---------- Records to use ----------

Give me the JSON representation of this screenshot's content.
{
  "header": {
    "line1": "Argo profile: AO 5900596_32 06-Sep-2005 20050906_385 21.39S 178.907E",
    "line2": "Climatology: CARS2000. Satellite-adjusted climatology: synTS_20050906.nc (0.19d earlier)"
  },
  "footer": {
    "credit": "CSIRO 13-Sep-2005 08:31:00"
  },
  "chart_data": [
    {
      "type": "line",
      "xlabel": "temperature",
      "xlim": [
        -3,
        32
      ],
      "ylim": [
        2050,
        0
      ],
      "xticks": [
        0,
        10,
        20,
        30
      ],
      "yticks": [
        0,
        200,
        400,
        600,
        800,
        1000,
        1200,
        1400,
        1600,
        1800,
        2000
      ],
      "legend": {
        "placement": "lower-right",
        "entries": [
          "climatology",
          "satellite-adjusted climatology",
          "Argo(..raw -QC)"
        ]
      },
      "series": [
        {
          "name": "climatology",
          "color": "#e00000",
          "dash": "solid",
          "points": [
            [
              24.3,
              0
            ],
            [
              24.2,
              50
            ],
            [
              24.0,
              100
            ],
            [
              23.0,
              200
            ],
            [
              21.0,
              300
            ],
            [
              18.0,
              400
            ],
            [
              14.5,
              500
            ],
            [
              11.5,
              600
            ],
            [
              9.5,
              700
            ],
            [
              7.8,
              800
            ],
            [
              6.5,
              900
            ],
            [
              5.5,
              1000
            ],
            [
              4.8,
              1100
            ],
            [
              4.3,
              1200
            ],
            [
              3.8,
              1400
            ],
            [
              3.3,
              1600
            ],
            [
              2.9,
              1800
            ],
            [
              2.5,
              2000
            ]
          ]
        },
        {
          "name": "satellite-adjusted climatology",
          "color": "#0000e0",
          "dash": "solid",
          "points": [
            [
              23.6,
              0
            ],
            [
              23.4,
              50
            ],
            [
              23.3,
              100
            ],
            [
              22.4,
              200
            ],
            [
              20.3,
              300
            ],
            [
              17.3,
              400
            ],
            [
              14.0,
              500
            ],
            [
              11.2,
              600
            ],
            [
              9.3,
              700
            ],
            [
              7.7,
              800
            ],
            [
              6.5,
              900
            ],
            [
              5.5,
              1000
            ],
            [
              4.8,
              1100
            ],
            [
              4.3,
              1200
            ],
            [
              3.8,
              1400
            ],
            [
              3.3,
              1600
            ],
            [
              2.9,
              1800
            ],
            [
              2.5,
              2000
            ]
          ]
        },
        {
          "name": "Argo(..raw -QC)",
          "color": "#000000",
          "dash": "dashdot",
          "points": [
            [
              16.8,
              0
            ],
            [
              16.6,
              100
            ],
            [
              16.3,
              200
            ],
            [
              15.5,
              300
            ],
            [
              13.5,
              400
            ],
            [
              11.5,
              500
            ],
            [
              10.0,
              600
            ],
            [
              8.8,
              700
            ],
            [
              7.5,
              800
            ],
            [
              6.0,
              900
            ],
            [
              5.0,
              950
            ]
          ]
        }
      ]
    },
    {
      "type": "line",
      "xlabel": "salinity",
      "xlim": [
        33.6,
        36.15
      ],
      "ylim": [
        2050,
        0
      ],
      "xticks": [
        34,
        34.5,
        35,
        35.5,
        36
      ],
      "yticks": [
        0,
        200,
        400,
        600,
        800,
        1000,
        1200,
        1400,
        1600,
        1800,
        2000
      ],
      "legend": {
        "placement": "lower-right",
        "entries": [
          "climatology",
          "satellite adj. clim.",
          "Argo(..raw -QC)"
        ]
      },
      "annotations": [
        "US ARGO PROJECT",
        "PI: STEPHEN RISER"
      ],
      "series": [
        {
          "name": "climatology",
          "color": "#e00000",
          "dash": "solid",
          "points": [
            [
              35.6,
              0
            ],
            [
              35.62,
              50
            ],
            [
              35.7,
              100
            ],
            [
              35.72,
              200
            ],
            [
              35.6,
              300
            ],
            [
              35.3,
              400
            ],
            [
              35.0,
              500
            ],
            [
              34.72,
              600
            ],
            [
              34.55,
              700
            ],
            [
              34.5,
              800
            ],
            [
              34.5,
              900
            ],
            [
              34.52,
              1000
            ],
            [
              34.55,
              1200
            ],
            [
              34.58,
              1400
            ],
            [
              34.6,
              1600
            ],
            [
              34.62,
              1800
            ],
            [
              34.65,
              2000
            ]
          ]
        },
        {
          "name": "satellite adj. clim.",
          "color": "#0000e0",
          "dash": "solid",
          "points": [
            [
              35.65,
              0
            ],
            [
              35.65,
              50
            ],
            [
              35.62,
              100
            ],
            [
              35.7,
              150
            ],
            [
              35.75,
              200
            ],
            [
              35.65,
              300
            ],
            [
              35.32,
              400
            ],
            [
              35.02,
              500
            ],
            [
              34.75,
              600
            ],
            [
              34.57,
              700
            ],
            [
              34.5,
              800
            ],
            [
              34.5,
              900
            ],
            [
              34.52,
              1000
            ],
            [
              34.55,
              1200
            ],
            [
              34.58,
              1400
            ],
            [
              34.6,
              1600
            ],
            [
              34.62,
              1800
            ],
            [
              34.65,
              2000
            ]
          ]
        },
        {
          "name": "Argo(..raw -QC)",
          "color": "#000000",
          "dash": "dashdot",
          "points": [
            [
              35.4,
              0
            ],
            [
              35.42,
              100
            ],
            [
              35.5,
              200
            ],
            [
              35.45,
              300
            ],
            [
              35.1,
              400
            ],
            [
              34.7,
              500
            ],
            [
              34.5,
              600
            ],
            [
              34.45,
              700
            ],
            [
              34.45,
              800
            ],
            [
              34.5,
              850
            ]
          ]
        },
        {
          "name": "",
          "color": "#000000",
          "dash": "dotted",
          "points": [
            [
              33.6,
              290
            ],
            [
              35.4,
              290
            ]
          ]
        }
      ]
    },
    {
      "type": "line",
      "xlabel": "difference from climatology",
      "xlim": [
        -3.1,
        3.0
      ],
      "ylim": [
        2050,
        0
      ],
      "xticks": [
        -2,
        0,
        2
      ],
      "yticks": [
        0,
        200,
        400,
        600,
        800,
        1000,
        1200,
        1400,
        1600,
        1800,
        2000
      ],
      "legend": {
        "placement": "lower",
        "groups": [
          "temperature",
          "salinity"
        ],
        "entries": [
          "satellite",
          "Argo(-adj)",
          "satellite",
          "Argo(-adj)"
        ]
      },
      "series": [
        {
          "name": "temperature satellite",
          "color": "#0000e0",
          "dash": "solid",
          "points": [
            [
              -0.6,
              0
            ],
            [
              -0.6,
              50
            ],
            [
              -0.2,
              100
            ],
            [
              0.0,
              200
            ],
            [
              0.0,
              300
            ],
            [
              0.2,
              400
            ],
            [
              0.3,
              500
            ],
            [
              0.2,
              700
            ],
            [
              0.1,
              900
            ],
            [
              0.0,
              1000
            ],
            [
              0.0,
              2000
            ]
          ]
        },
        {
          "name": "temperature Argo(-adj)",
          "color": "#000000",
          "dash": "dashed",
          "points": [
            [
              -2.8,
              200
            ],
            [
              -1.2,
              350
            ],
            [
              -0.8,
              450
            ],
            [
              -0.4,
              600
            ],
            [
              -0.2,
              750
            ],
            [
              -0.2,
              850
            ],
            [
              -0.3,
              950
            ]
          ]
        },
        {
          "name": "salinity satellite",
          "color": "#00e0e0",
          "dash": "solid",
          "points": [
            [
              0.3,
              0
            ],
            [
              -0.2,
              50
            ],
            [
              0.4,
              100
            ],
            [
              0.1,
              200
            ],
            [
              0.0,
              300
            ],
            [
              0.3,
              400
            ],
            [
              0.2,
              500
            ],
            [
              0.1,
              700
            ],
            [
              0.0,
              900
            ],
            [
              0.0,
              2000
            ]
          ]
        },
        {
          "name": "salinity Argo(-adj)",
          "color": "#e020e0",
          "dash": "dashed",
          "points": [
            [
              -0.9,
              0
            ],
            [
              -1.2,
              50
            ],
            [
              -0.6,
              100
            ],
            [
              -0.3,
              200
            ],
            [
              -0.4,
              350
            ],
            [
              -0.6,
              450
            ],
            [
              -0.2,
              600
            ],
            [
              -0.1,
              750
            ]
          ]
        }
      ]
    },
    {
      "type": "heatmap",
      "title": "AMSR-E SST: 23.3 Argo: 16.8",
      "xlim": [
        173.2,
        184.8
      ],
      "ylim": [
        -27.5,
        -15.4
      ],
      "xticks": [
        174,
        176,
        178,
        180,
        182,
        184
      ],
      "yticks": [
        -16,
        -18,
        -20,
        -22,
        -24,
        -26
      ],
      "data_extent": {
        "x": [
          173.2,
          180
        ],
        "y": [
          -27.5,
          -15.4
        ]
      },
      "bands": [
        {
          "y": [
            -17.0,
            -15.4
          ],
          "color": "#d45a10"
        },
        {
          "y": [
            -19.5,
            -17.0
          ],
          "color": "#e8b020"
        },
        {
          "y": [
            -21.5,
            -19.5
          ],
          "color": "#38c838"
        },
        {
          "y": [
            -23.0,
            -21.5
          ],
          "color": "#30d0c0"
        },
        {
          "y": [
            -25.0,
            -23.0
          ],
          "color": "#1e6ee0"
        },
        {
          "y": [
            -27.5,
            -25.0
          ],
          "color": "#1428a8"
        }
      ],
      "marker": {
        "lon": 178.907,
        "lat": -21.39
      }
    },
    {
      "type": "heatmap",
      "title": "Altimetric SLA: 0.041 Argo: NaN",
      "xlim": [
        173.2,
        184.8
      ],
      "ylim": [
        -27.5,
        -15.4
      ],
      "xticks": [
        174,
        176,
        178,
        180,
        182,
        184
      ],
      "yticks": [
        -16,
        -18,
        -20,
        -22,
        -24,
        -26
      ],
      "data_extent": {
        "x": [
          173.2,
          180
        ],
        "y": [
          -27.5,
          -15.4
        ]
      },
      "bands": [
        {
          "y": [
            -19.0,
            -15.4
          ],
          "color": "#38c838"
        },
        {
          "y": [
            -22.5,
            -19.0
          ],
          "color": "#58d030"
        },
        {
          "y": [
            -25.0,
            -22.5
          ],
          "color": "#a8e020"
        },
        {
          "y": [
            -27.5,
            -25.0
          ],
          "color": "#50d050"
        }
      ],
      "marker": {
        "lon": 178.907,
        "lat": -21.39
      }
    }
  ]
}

----------

**Given task**
Report each line of the material above where the word "temperature" appears.

**Answer**
      "xlabel": "temperature",
          "temperature",
          "name": "temperature satellite",
          "name": "temperature Argo(-adj)",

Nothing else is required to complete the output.